_Records_
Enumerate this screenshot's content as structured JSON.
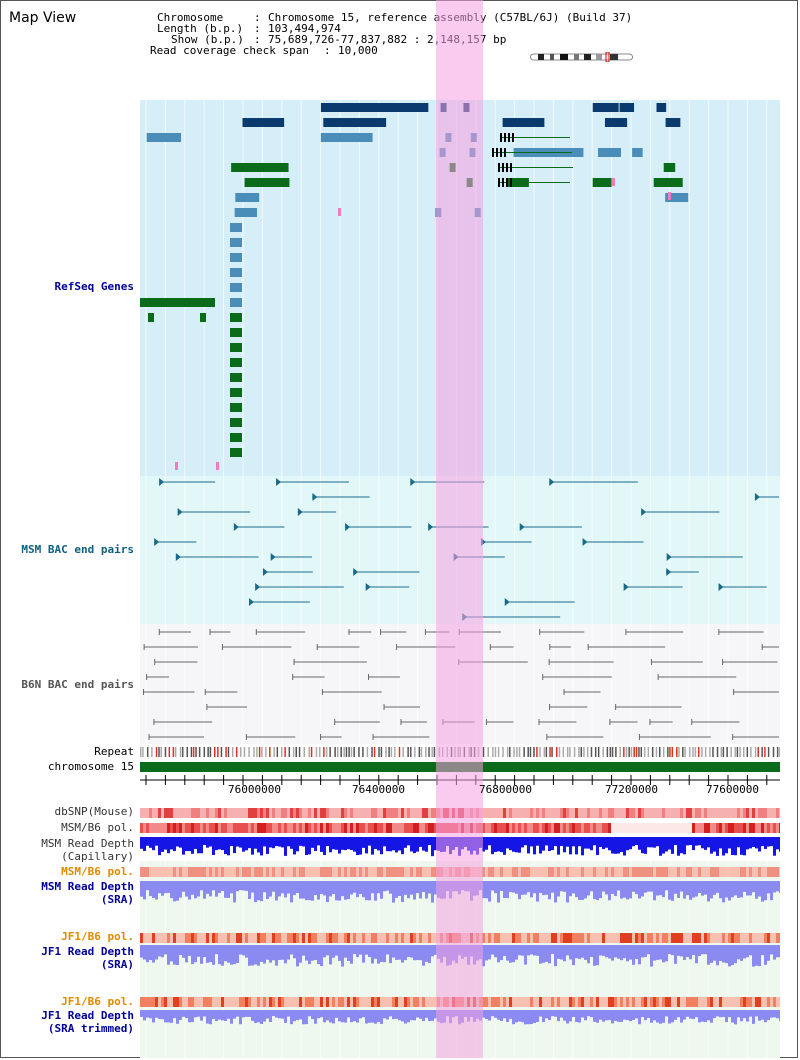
{
  "map": {
    "title": "Map View",
    "info": {
      "chromosome_label": "Chromosome",
      "chromosome_value": "Chromosome 15, reference assembly (C57BL/6J) (Build 37)",
      "length_label": "Length (b.p.)",
      "length_value": "103,494,974",
      "show_label": "Show (b.p.)",
      "show_value": "75,689,726-77,837,882 : 2,148,157 bp",
      "coverage_label": "Read coverage check span",
      "coverage_value": "10,000"
    },
    "axis_ticks": [
      "76000000",
      "76400000",
      "76800000",
      "77200000",
      "77600000"
    ],
    "tracks": {
      "refseq": "RefSeq Genes",
      "msm_bac": "MSM BAC end pairs",
      "b6n_bac": "B6N BAC end pairs",
      "repeat": "Repeat",
      "chromosome": "chromosome 15",
      "dbsnp": "dbSNP(Mouse)",
      "msm_b6_pol_1": "MSM/B6 pol.",
      "msm_depth_cap_1": "MSM Read Depth",
      "msm_depth_cap_2": "(Capillary)",
      "msm_b6_pol_2": "MSM/B6 pol.",
      "msm_depth_sra_1": "MSM Read Depth",
      "msm_depth_sra_2": "(SRA)",
      "jf1_b6_pol_1": "JF1/B6 pol.",
      "jf1_depth_sra_1": "JF1 Read Depth",
      "jf1_depth_sra_2": "(SRA)",
      "jf1_b6_pol_2": "JF1/B6 pol.",
      "jf1_depth_trim_1": "JF1 Read Depth",
      "jf1_depth_trim_2": "(SRA trimmed)"
    },
    "colors": {
      "refseq_bg": "#d6eef8",
      "msm_bac_bg": "#e2f8f8",
      "b6n_bac_bg": "#f6f6f9",
      "highlight": "#f5a0e1",
      "gene_dark": "#0a3a6e",
      "gene_mid": "#4a8db8",
      "gene_green": "#0a6b1a",
      "bac_teal": "#1a6a8a",
      "bac_gray": "#666666",
      "depth_blue": "#1515e6",
      "depth_light": "#8a8af0",
      "pol_red": "#e03020",
      "pol_orange": "#e08a00",
      "label_blue": "#000099",
      "label_teal": "#106080",
      "label_orange": "#e08a00"
    }
  }
}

_Exercise_
Return all the lines above exactly; none of the pictures should appear.

_Written answer_
Enumerate this screenshot's content as structured JSON.
{
  "map": {
    "title": "Map View",
    "info": {
      "chromosome_label": "Chromosome",
      "chromosome_value": "Chromosome 15, reference assembly (C57BL/6J) (Build 37)",
      "length_label": "Length (b.p.)",
      "length_value": "103,494,974",
      "show_label": "Show (b.p.)",
      "show_value": "75,689,726-77,837,882 : 2,148,157 bp",
      "coverage_label": "Read coverage check span",
      "coverage_value": "10,000"
    },
    "axis_ticks": [
      "76000000",
      "76400000",
      "76800000",
      "77200000",
      "77600000"
    ],
    "tracks": {
      "refseq": "RefSeq Genes",
      "msm_bac": "MSM BAC end pairs",
      "b6n_bac": "B6N BAC end pairs",
      "repeat": "Repeat",
      "chromosome": "chromosome 15",
      "dbsnp": "dbSNP(Mouse)",
      "msm_b6_pol_1": "MSM/B6 pol.",
      "msm_depth_cap_1": "MSM Read Depth",
      "msm_depth_cap_2": "(Capillary)",
      "msm_b6_pol_2": "MSM/B6 pol.",
      "msm_depth_sra_1": "MSM Read Depth",
      "msm_depth_sra_2": "(SRA)",
      "jf1_b6_pol_1": "JF1/B6 pol.",
      "jf1_depth_sra_1": "JF1 Read Depth",
      "jf1_depth_sra_2": "(SRA)",
      "jf1_b6_pol_2": "JF1/B6 pol.",
      "jf1_depth_trim_1": "JF1 Read Depth",
      "jf1_depth_trim_2": "(SRA trimmed)"
    },
    "colors": {
      "refseq_bg": "#d6eef8",
      "msm_bac_bg": "#e2f8f8",
      "b6n_bac_bg": "#f6f6f9",
      "highlight": "#f5a0e1",
      "gene_dark": "#0a3a6e",
      "gene_mid": "#4a8db8",
      "gene_green": "#0a6b1a",
      "bac_teal": "#1a6a8a",
      "bac_gray": "#666666",
      "depth_blue": "#1515e6",
      "depth_light": "#8a8af0",
      "pol_red": "#e03020",
      "pol_orange": "#e08a00",
      "label_blue": "#000099",
      "label_teal": "#106080",
      "label_orange": "#e08a00"
    }
  }
}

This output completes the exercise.